_Requirement_. Filter the entries and keep only the lines where the string "assembly" appears.

Extracted data entries
((
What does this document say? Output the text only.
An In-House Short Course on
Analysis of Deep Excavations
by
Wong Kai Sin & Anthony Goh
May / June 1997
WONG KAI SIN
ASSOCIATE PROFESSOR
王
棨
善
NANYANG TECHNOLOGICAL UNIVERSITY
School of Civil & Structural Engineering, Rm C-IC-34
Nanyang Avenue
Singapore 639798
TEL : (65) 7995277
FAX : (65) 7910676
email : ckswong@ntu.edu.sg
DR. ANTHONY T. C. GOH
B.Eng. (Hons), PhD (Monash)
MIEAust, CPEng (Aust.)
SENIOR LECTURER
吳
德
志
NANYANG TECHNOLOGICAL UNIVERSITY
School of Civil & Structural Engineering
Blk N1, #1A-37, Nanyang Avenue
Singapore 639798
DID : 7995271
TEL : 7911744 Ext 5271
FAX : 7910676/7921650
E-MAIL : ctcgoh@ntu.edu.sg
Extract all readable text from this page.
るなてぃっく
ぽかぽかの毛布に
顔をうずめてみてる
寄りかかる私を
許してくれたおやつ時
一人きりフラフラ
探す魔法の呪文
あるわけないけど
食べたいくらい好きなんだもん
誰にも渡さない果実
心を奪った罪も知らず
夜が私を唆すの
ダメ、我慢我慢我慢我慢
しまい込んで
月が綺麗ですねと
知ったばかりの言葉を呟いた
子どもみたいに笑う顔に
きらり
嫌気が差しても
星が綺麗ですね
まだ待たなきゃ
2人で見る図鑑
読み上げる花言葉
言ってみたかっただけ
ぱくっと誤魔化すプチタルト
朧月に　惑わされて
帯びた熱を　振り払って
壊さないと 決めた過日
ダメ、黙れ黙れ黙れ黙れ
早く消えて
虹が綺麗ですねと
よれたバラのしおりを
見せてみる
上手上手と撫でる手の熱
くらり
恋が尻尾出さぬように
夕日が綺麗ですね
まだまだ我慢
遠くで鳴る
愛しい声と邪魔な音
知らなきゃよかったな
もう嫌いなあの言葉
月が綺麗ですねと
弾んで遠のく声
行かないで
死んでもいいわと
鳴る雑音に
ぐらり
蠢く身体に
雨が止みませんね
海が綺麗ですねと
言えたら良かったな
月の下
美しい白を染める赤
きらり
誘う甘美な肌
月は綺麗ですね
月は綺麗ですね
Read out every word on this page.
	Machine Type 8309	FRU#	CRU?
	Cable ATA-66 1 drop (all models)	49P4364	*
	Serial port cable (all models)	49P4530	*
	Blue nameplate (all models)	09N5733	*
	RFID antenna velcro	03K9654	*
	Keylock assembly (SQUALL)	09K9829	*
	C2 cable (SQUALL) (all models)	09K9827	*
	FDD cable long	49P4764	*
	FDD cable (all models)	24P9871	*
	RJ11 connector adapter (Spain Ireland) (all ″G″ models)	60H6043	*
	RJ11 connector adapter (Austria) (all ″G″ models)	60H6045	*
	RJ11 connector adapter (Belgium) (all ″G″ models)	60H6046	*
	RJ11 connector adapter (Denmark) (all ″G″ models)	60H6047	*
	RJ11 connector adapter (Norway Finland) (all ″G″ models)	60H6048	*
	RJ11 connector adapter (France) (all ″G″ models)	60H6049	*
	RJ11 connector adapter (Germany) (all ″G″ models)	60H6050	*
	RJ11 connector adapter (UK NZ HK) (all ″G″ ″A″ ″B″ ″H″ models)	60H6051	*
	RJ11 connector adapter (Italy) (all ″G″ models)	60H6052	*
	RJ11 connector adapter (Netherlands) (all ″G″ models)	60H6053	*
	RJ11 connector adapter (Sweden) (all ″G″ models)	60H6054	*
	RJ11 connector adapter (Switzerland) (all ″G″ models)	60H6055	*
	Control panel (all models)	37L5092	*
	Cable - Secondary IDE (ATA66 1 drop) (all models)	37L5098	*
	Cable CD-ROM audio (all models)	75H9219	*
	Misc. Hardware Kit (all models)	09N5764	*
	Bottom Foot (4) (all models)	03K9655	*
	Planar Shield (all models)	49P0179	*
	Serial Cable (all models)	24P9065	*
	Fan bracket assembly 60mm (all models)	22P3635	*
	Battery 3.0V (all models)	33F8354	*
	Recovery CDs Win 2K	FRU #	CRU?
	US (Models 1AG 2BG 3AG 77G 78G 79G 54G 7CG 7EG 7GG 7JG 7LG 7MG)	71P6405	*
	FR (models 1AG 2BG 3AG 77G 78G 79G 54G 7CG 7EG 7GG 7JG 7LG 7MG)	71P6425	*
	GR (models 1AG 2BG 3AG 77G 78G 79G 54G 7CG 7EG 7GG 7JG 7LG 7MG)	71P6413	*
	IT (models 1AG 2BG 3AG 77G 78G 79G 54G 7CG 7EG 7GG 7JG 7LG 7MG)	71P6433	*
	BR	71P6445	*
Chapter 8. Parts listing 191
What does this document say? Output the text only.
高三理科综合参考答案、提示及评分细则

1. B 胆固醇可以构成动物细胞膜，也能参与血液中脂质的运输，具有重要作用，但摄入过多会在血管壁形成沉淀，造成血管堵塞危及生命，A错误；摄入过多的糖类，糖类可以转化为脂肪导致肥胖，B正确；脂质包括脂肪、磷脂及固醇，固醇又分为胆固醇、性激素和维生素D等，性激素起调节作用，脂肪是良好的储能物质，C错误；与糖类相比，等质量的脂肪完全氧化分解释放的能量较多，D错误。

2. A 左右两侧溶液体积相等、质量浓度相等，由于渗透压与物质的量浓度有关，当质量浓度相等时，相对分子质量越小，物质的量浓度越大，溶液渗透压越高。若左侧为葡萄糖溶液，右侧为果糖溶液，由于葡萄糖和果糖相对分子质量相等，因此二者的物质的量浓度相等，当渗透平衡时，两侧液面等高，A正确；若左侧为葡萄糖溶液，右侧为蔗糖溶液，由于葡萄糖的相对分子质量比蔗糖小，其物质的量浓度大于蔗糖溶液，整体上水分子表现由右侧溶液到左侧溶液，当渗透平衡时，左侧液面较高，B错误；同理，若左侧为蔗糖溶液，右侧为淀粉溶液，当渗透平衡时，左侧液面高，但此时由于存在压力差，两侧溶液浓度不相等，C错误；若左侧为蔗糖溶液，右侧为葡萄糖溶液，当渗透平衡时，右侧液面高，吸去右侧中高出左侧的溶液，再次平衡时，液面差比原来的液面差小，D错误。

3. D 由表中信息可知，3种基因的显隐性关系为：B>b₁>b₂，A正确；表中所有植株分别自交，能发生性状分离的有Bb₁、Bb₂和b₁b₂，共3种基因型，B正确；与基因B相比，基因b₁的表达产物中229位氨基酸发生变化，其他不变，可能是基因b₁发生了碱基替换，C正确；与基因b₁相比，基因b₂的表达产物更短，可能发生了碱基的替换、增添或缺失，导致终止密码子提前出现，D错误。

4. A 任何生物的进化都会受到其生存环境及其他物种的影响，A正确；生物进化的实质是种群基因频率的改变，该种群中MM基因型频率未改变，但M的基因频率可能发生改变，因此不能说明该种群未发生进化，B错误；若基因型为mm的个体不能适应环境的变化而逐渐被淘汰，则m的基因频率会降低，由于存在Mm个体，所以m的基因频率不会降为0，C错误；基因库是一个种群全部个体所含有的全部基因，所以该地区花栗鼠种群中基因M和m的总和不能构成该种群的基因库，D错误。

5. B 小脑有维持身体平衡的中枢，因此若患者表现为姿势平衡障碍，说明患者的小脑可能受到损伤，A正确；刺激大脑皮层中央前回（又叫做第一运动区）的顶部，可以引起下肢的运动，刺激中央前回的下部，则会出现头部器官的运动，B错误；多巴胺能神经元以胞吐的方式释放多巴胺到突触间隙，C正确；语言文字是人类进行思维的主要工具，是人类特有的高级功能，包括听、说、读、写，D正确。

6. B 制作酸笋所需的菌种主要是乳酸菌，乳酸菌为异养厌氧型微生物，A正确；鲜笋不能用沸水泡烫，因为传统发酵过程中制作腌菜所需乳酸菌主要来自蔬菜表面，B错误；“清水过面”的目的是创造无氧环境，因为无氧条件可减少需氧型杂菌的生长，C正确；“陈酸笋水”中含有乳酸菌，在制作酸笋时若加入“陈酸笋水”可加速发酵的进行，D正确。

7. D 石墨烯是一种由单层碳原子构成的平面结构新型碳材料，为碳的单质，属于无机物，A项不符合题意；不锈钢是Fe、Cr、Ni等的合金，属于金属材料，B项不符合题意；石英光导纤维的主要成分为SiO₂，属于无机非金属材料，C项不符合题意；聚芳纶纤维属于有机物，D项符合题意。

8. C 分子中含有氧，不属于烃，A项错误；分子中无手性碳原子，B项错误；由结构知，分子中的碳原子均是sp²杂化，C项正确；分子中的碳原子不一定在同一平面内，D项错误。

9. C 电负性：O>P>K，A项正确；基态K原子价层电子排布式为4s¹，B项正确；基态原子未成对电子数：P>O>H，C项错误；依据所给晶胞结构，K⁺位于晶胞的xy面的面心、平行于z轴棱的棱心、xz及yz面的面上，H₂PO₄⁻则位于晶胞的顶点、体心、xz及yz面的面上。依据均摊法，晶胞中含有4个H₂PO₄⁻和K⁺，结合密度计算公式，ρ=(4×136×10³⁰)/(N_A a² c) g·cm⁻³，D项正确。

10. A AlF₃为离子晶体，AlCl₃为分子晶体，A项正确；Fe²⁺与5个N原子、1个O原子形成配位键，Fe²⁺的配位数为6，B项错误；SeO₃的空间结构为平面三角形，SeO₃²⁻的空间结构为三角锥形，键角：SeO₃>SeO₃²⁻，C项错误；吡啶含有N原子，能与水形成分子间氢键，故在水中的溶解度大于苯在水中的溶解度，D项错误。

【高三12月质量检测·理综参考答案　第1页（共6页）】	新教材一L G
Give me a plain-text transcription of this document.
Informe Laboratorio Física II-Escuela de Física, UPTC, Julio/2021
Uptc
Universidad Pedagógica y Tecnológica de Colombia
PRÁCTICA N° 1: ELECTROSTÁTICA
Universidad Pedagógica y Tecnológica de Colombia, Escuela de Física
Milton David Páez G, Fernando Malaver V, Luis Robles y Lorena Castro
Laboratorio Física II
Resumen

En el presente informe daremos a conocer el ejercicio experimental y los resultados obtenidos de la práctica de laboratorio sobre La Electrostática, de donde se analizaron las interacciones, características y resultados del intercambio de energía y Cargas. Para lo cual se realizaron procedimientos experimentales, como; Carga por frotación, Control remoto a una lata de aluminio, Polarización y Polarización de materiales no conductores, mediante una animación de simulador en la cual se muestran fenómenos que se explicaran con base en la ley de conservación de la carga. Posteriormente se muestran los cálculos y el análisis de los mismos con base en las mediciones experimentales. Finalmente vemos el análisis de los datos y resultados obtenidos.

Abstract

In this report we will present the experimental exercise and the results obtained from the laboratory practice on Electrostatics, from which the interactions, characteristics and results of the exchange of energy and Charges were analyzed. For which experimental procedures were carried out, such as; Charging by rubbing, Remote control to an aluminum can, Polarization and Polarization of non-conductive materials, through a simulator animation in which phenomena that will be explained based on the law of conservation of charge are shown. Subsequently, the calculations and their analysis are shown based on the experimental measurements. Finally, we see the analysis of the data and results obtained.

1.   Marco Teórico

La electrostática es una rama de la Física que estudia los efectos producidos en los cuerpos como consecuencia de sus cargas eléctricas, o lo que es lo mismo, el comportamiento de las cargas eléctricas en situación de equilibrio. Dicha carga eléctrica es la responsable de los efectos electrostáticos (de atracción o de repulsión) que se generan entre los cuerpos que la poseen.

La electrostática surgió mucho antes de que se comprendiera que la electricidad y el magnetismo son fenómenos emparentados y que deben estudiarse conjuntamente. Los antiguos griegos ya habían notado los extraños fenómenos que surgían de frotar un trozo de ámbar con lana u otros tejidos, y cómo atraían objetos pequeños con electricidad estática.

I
))
_Output for this exercise_.
	Keylock assembly (SQUALL)	09K9829	*
	Fan bracket assembly 60mm (all models)	22P3635	*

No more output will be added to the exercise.